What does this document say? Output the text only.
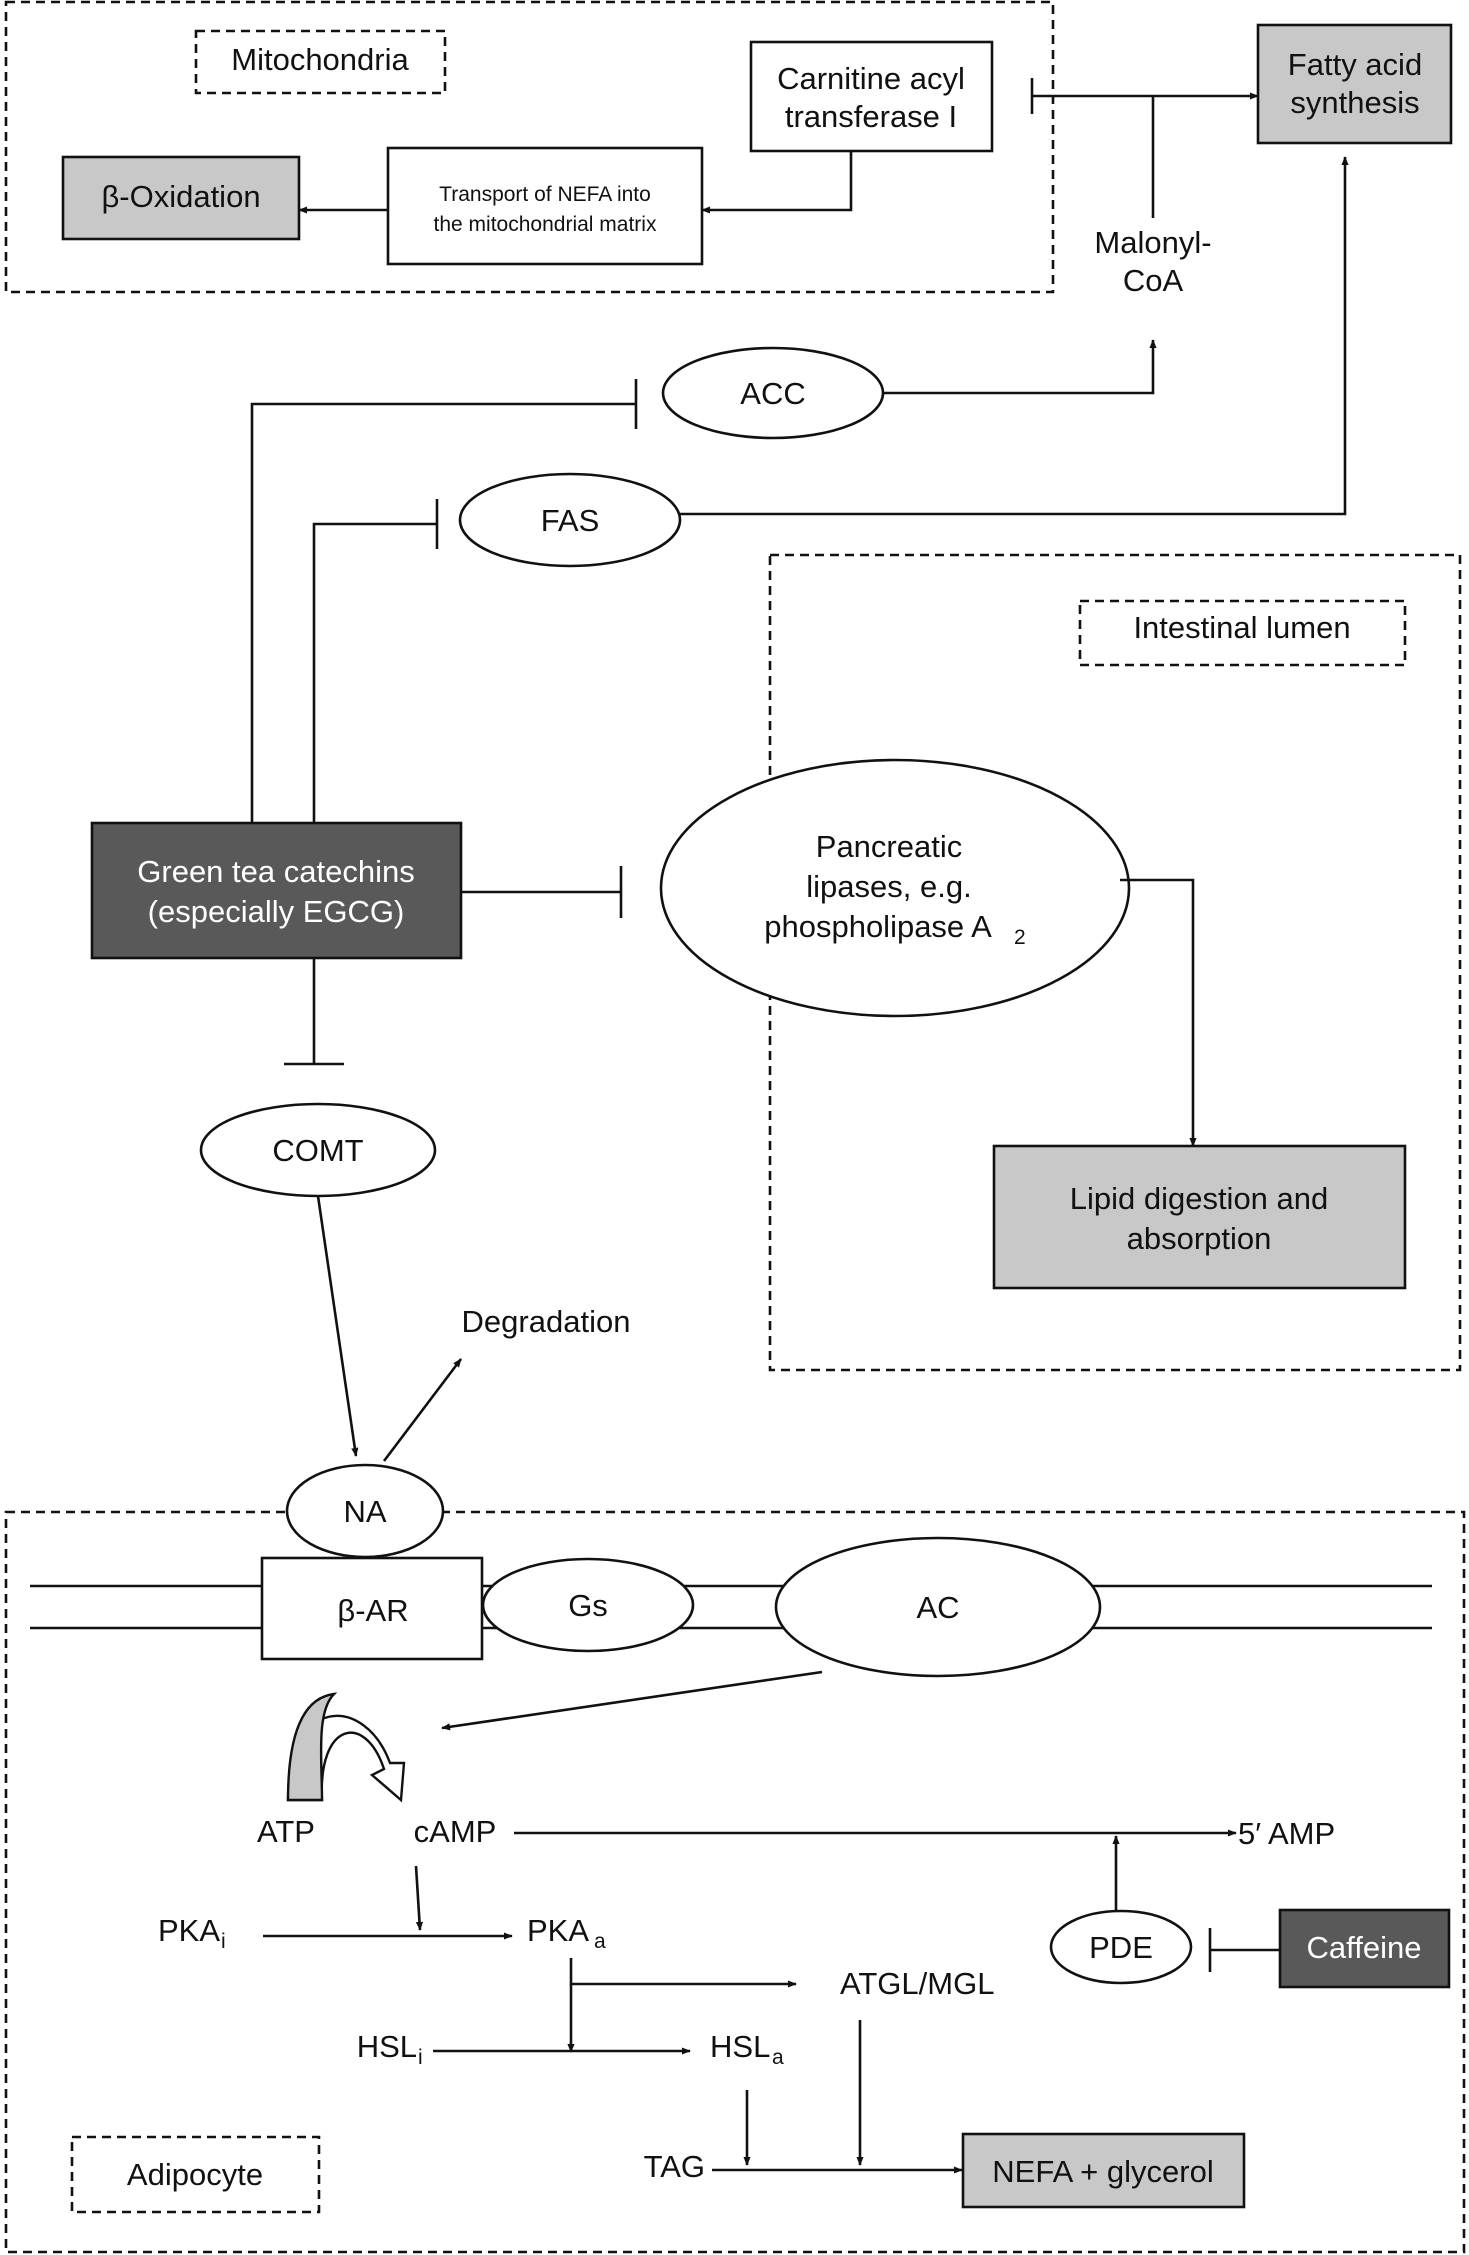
Mitochondria
Intestinal lumen
Adipocyte
β-Oxidation	Transport of NEFA into
the mitochondrial matrix
Carnitine acyl
transferase I
Fatty acid
synthesis
Malonyl-
CoA
ACC
FAS
Green tea catechins
(especially EGCG)
Pancreatic
lipases, e.g.
phospholipase A 2
Lipid digestion and
absorption
COMT
Degradation
β-AR
NA
Gs	AC
ATP	cAMP	5′ AMP
PKA i	PKA a	PDE	Caffeine
ATGL/MGL
HSL i	HSL a
TAG	NEFA + glycerol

• • • •

**SHORT EXERCISE:** Show each line in the entries that holds the string "NEFA".

**WRITTEN RESPONSE:**
β-Oxidation	Transport of NEFA into
TAG	NEFA + glycerol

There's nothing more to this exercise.